* [RAW DATA]
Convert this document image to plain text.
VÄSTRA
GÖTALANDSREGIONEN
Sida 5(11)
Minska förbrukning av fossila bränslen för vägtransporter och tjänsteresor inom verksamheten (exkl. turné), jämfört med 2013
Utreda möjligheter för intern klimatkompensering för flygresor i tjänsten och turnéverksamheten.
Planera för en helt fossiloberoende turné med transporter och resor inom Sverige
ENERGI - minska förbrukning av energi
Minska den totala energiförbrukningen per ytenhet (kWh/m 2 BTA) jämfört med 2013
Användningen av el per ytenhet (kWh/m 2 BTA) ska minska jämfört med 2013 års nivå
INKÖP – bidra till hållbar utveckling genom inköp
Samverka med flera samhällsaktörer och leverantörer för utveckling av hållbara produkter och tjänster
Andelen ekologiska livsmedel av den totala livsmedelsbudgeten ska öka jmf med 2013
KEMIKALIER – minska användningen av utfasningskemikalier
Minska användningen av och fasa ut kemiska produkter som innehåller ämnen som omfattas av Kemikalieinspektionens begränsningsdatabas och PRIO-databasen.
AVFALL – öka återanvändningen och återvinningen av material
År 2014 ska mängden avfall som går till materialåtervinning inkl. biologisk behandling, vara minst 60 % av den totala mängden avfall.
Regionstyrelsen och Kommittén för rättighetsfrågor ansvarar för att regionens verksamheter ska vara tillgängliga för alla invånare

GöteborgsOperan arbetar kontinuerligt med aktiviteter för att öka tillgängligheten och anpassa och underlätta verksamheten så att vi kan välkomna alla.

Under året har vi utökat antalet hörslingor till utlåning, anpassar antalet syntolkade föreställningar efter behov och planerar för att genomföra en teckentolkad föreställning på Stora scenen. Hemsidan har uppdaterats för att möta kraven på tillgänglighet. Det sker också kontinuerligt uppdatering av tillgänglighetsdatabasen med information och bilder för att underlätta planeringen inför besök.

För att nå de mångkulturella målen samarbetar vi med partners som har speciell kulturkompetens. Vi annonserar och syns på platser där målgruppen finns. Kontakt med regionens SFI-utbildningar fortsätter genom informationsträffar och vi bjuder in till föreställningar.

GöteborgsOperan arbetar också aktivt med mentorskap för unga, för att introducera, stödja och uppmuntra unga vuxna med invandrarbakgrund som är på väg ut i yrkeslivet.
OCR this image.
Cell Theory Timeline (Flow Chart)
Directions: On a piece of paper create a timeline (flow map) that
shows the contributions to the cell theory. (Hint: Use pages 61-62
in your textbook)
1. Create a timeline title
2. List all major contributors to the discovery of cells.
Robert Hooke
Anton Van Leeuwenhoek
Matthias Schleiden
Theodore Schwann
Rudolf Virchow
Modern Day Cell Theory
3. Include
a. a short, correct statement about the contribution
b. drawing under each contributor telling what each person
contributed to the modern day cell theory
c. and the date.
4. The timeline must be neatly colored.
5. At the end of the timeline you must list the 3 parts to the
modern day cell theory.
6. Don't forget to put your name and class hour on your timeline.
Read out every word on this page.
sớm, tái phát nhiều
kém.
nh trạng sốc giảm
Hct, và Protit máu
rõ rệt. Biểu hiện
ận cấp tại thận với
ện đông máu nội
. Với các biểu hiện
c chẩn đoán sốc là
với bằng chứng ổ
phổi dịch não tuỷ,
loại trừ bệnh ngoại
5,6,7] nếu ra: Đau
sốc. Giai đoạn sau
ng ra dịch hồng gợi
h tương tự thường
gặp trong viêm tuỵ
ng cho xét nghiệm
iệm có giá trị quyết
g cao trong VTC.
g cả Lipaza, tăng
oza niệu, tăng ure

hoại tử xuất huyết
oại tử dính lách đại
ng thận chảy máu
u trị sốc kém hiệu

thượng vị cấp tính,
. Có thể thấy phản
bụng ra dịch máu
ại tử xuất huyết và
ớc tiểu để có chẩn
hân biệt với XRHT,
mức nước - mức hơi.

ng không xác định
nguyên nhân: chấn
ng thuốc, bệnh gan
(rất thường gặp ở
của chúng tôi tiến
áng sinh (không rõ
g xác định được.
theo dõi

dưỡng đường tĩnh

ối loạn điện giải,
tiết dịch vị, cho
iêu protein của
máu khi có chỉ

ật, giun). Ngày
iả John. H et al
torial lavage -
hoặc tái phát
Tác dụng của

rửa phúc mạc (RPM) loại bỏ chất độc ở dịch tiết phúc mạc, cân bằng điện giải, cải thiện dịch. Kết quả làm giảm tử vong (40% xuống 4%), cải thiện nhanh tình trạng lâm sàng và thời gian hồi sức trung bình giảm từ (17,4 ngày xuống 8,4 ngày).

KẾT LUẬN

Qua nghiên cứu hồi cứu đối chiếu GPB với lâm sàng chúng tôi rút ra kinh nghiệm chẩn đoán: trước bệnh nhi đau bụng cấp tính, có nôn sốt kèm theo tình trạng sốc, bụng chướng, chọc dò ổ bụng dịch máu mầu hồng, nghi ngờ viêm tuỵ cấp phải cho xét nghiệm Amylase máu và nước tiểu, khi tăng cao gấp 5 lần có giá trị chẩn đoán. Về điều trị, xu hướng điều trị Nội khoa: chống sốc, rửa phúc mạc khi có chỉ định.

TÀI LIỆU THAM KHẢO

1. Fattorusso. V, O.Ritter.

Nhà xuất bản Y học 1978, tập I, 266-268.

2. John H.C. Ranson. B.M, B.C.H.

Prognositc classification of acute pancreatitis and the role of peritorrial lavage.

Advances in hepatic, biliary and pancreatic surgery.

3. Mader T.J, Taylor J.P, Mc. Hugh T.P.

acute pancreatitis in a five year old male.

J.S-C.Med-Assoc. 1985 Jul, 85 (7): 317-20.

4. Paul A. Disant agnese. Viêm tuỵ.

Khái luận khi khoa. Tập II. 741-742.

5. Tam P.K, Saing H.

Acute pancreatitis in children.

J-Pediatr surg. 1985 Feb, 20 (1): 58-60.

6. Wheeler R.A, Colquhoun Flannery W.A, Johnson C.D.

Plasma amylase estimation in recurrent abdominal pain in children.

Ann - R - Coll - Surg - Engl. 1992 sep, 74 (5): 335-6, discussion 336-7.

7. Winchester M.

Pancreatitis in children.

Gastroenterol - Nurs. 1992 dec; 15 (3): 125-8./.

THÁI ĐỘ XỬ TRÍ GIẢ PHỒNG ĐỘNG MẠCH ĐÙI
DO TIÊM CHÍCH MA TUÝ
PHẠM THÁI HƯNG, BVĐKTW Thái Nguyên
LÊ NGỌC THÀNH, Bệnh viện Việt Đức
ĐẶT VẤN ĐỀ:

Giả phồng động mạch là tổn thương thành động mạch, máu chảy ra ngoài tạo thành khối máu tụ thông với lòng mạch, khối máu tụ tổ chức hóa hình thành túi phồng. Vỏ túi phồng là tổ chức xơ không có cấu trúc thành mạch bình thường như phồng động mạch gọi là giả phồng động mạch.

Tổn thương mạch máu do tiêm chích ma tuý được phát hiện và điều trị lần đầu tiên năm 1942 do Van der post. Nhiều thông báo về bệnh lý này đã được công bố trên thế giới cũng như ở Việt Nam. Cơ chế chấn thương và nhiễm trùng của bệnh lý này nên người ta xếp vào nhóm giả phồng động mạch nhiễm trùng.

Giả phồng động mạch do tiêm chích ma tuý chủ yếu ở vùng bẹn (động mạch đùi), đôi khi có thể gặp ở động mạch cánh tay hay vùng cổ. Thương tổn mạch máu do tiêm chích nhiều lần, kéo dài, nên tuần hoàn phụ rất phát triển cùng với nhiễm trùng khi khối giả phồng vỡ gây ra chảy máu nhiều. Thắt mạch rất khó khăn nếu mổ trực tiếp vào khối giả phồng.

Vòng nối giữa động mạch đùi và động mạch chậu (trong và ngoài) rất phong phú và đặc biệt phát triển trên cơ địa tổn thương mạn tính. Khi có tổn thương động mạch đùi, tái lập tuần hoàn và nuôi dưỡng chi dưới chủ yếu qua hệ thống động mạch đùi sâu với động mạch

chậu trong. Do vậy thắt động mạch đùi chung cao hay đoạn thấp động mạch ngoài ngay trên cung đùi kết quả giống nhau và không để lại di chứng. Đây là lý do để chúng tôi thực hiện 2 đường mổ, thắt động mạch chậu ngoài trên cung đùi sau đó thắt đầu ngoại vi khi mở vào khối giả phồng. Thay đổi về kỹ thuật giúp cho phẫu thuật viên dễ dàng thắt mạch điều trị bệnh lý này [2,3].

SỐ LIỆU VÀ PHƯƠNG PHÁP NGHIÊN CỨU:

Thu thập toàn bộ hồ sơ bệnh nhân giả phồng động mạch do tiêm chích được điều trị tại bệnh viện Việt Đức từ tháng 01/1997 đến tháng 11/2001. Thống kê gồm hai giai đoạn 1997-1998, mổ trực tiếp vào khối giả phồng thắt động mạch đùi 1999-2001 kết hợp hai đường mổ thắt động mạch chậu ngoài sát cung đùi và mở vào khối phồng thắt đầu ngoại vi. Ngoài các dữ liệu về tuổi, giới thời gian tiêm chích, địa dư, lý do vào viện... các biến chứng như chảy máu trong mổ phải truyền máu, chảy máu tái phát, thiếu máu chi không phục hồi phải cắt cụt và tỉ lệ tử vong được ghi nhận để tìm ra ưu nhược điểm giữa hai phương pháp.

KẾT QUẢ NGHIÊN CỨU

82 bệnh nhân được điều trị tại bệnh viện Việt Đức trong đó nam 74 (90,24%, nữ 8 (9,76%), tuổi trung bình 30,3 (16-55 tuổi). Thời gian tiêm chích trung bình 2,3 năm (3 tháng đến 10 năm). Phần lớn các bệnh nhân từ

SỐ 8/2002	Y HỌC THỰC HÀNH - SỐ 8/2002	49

* [EXERCISE INSTRUCTIONS] Show each line of the material above where "trên" occurs.

* [THE COMPLETED TASK]
Tổn thương mạch máu do tiêm chích ma tuý được phát hiện và điều trị lần đầu tiên năm 1942 do Van der post. Nhiều thông báo về bệnh lý này đã được công bố trên thế giới cũng như ở Việt Nam. Cơ chế chấn thương và nhiễm trùng của bệnh lý này nên người ta xếp vào nhóm giả phồng động mạch nhiễm trùng.
Vòng nối giữa động mạch đùi và động mạch chậu (trong và ngoài) rất phong phú và đặc biệt phát triển trên cơ địa tổn thương mạn tính. Khi có tổn thương động mạch đùi, tái lập tuần hoàn và nuôi dưỡng chi dưới chủ yếu qua hệ thống động mạch đùi sâu với động mạch
chậu trong. Do vậy thắt động mạch đùi chung cao hay đoạn thấp động mạch ngoài ngay trên cung đùi kết quả giống nhau và không để lại di chứng. Đây là lý do để chúng tôi thực hiện 2 đường mổ, thắt động mạch chậu ngoài trên cung đùi sau đó thắt đầu ngoại vi khi mở vào khối giả phồng. Thay đổi về kỹ thuật giúp cho phẫu thuật viên dễ dàng thắt mạch điều trị bệnh lý này [2,3].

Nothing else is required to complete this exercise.